# ASSIGNMENT:
For the string "khác", work out how many lines of the data contain it and give that number with nothing added.
==== MATERIAL PROVIDED ====
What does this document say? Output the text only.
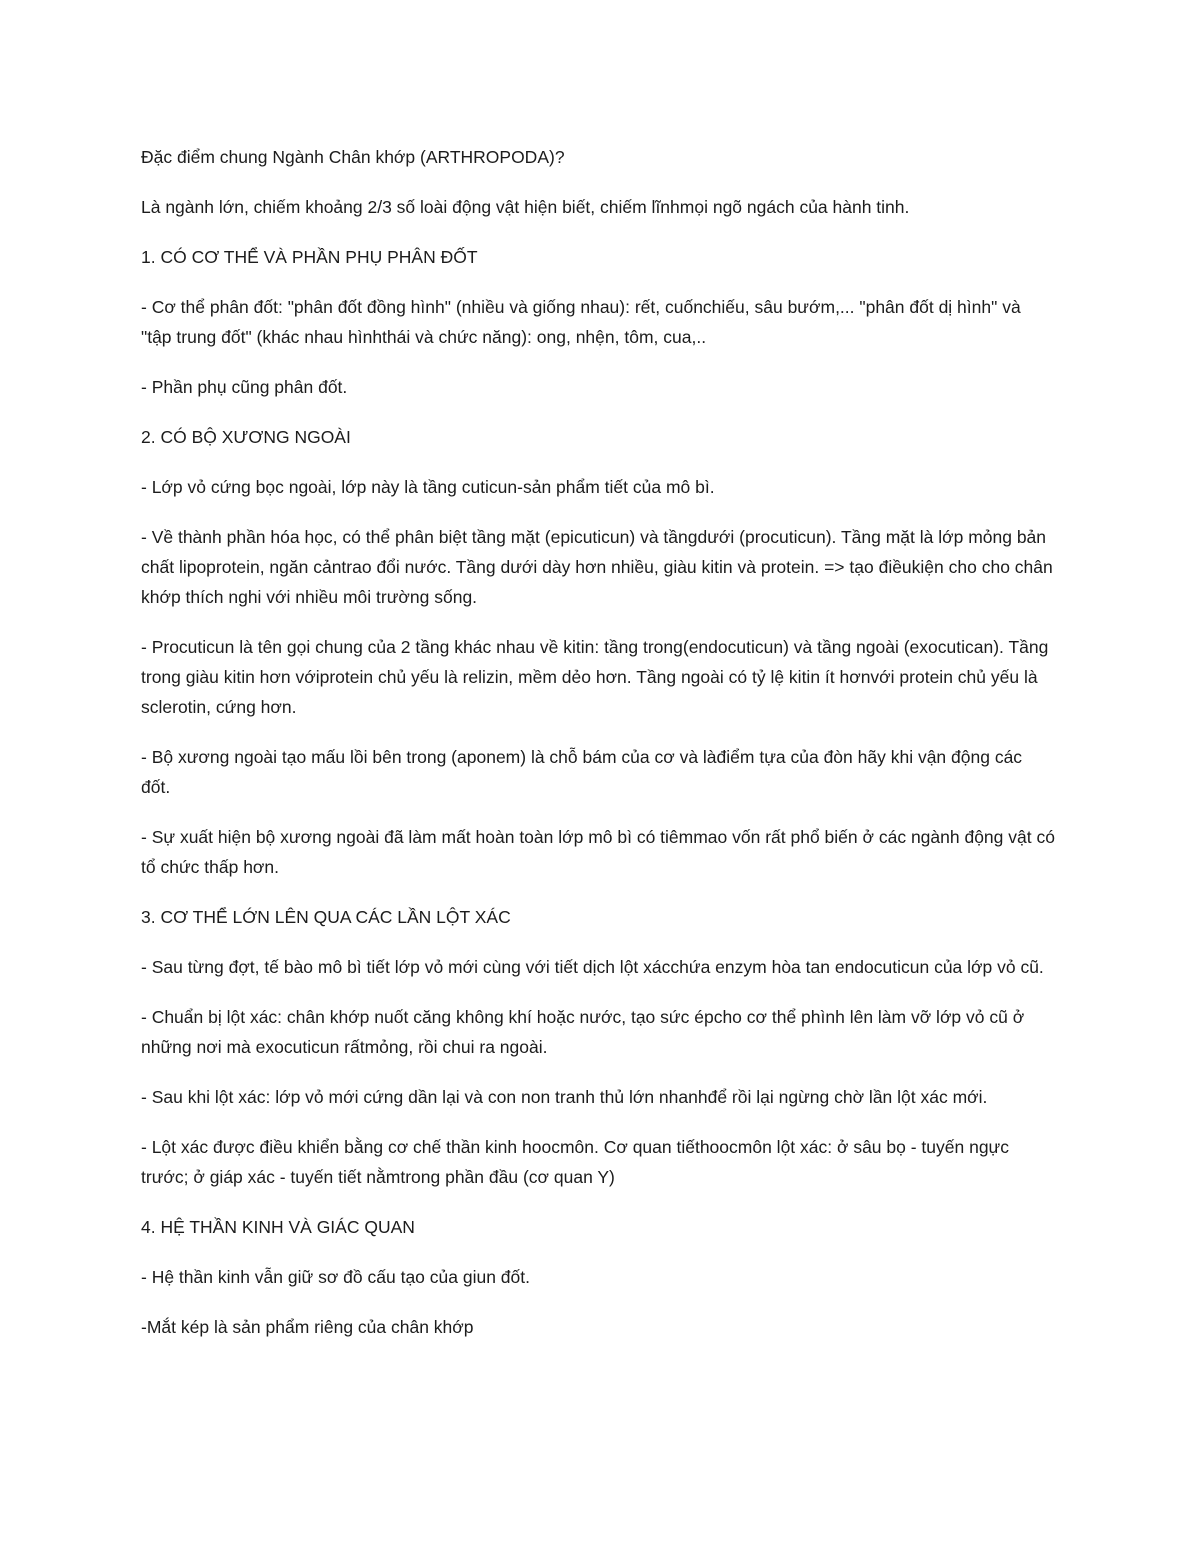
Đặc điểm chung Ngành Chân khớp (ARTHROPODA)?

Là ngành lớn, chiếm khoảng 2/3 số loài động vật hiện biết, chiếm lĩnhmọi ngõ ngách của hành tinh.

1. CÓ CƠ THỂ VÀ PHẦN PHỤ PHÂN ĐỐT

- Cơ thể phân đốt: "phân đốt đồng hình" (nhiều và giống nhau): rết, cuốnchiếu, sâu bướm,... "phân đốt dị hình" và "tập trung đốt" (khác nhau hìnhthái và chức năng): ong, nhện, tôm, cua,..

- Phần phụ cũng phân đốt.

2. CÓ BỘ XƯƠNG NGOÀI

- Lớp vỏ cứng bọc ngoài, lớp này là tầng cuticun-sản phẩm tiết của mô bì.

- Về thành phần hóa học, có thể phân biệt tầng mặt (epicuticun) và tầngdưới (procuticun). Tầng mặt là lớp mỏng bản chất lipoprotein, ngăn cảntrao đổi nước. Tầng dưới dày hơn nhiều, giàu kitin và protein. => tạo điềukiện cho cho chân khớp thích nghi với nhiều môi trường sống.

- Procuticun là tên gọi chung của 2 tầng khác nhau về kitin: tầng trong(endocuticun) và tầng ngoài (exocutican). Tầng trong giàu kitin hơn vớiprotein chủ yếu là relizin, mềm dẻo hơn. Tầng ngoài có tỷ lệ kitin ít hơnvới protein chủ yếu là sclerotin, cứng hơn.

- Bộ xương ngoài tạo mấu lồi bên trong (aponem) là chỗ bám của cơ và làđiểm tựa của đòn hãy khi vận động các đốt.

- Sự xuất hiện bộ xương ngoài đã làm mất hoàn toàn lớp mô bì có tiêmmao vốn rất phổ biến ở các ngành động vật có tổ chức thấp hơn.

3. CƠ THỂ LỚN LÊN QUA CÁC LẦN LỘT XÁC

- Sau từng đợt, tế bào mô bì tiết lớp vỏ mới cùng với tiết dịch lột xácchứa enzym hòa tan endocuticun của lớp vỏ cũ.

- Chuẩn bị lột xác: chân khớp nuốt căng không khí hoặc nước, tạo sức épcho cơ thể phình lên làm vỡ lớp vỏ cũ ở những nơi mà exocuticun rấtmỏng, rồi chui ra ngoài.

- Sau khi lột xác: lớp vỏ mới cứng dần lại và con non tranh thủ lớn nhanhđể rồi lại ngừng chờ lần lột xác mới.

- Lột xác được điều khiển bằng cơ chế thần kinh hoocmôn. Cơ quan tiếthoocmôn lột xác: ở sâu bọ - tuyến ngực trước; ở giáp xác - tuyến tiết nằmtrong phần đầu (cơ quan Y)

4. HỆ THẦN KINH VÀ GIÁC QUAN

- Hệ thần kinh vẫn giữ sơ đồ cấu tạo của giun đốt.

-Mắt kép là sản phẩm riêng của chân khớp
====
# REPLY:
2